Copy every line from the material below that holds "JSON".

★ ★ ★ ★ ★ ★ ★

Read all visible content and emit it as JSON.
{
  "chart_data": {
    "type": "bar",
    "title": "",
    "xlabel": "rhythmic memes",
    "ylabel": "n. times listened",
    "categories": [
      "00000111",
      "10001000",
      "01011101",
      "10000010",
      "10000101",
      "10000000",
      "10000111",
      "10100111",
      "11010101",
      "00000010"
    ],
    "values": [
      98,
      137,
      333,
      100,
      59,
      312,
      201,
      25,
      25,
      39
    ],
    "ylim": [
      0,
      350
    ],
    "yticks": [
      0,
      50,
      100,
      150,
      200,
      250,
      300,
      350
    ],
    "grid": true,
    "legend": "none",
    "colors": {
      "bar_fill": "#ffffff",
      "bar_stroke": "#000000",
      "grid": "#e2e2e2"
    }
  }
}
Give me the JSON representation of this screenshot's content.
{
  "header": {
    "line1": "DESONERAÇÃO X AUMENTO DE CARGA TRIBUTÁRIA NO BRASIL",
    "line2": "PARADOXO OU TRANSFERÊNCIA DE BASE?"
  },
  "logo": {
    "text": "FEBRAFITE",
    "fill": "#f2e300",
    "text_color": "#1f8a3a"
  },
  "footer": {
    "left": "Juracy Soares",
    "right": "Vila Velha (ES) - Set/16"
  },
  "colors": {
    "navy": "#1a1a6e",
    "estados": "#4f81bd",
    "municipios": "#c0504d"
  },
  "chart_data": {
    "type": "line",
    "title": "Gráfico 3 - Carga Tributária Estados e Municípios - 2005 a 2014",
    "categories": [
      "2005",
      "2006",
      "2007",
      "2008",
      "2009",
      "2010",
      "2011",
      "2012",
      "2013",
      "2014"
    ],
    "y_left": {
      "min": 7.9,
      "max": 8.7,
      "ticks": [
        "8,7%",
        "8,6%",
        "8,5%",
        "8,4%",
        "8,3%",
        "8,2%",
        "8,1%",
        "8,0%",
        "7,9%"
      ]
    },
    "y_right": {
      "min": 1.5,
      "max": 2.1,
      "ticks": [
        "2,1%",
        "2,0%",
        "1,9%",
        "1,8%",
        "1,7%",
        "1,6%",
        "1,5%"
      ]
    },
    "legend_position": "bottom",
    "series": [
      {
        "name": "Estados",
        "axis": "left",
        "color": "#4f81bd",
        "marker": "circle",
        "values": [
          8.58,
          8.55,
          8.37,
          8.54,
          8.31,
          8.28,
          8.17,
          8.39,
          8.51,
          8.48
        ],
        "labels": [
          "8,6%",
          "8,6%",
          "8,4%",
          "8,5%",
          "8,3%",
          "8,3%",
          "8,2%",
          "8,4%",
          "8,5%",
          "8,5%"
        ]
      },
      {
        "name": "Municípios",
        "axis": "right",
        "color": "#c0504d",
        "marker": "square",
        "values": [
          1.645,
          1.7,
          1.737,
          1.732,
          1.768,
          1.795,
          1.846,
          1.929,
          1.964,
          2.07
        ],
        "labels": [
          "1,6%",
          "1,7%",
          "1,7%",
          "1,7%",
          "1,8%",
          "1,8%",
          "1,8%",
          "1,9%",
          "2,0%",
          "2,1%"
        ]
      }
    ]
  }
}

★ ★ ★ ★ ★ ★ ★

## Exercise output
Read all visible content and emit it as JSON.
Give me the JSON representation of this screenshot's content.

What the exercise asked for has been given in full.